**本文**
家にかえってからインターネットでその州立公園の歴史について調べてみる。あった、19世紀の終盤まであの谷には水力を利用した粉挽き(穀物を粉に挽く)の建物があった、そこまで線路が通っていたが、あるとき粉挽きの機械から発火して建物が全焼。20世紀の半ばまでに線路と橋は撤去された。2000年に入ってから篤志家の計らいで遊歩道に整備されて歩行者用の橋にかけ替えられたとある。谷側の終点が粉挽き場だったとして、さてこの線路がどこにつながっていたのかは現代の地図を見てもさっぱりわからない。遊歩道はT字のかたちで舗装された道路にぶつかって終わっている。そこから先は車道に変わったのか、潰されて農地に紛れたか?

碓氷峠

タイムマシンがあって自由に過去に行けたら何がしたいかと問われたら、もちろん何年も前に亡くなった両親に会いたいとか、可愛がっていた犬と過ごしたいとかが先に来るけれども、今はない鉄道がどこを通っていたのかとか、人々はどんなふうに乗り降りしたのかとの、ちょっとしたことについて、見れるものなら見てみたい。そして、100年もさかのぼらなくとも、自分の生きてきた時間の中にも似たような話があることに気づく。昭和の終盤に日本で学生だった頃、夏季休暇の間や週末の繁忙期に軽井沢にあるホテルでアルバイトをしていた。部屋と賄い付きでホテルが東京から往復の交通費も負担してくれるリゾートバイトで、夏から秋にかけて友達と誘い合ってはよく軽井沢へ出かけた。バイトを終えて東京へ戻るときの楽しみはJR横川駅で買う峠の釜飯。碓井峠を下り終えて横川で機関車の連結をはずすため少し長く停車する合間にホームに降りてお茶と釜飯を買い、電車の中で食べながら帰る。五目ご飯の上に干し杏とウズラのゆで卵が乗っているのを大事に取っておいて後で食べようしていたのに食べるときに卵を床に落としてしまい悔しい思いをしたこともあった。

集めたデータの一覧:
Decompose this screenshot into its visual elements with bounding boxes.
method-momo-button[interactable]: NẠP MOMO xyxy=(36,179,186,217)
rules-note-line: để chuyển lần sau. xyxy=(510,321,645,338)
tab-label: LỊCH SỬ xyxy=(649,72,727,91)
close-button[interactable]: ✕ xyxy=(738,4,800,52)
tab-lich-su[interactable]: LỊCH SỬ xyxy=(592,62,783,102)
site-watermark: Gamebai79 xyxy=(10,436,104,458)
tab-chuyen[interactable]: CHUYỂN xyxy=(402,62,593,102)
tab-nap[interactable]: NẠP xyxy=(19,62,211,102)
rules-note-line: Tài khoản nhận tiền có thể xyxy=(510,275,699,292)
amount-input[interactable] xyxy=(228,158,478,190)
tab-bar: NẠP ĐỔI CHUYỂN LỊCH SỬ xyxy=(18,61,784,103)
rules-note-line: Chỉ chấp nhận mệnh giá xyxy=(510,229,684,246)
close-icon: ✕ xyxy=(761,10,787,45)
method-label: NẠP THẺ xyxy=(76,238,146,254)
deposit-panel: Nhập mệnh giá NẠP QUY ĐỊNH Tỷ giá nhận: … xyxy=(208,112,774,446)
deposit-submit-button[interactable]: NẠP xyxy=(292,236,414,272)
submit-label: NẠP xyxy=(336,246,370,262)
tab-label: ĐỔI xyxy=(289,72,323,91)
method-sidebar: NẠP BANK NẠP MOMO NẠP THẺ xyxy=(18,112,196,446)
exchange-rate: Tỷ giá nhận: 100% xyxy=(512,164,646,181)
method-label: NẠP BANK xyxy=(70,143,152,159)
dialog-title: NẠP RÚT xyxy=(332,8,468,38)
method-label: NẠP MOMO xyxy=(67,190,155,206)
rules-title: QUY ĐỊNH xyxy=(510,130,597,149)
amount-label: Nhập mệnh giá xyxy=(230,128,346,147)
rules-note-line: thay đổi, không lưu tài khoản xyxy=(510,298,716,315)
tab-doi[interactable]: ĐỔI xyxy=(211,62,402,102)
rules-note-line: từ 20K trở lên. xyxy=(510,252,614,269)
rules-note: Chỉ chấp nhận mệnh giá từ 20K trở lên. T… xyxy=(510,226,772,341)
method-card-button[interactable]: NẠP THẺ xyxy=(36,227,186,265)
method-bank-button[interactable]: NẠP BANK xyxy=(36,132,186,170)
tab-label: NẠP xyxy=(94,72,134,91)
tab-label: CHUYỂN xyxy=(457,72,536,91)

**練習問題**
1) 本文で、タイムマシンで過去に行けたらしたいこととして挙げられているものを、すべて書き出してください。
2) 本文の「家にかえってからインターネッ」から「しい思いをしたこともあった。」までを、一字も変えずに書き出してください。
3) 本文の内容を2文でまとめてください。

**答え**
1)
- 何年も前に亡くなった両親に会う
- 可愛がっていた犬と過ごす
- 今はない鉄道がどこを通っていたのかを見る
- 人々がどんなふうに乗り降りしたのかを見る

2)
家にかえってからインターネットでその州立公園の歴史について調べてみる。あった、19世紀の終盤まであの谷には水力を利用した粉挽き(穀物を粉に挽く)の建物があった、そこまで線路が通っていたが、あるとき粉挽きの機械から発火して建物が全焼。20世紀の半ばまでに線路と橋は撤去された。2000年に入ってから篤志家の計らいで遊歩道に整備されて歩行者用の橋にかけ替えられたとある。谷側の終点が粉挽き場だったとして、さてこの線路がどこにつながっていたのかは現代の地図を見てもさっぱりわからない。遊歩道はT字のかたちで舗装された道路にぶつかって終わっている。そこから先は車道に変わったのか、潰されて農地に紛れたか?

碓氷峠

タイムマシンがあって自由に過去に行けたら何がしたいかと問われたら、もちろん何年も前に亡くなった両親に会いたいとか、可愛がっていた犬と過ごしたいとかが先に来るけれども、今はない鉄道がどこを通っていたのかとか、人々はどんなふうに乗り降りしたのかとの、ちょっとしたことについて、見れるものなら見てみたい。そして、100年もさかのぼらなくとも、自分の生きてきた時間の中にも似たような話があることに気づく。昭和の終盤に日本で学生だった頃、夏季休暇の間や週末の繁忙期に軽井沢にあるホテルでアルバイトをしていた。部屋と賄い付きでホテルが東京から往復の交通費も負担してくれるリゾートバイトで、夏から秋にかけて友達と誘い合ってはよく軽井沢へ出かけた。バイトを終えて東京へ戻るときの楽しみはJR横川駅で買う峠の釜飯。碓井峠を下り終えて横川で機関車の連結をはずすため少し長く停車する合間にホームに降りてお茶と釜飯を買い、電車の中で食べながら帰る。五目ご飯の上に干し杏とウズラのゆで卵が乗っているのを大事に取っておいて後で食べようしていたのに食べるときに卵を床に落としてしまい悔しい思いをしたこともあった。

3) 筆者は、州立公園の谷にかつてあった粉挽きの建物と、そこまで通っていた線路の歴史をインターネットで調べたが、その線路がどこにつながっていたのかは今の地図を見てもわからない。また、昭和の終盤に学生として軽井沢のホテルでアルバイトをしていた頃は、東京へ戻る途中のJR横川駅で峠の釜飯を買い、電車の中で食べるのが楽しみだった。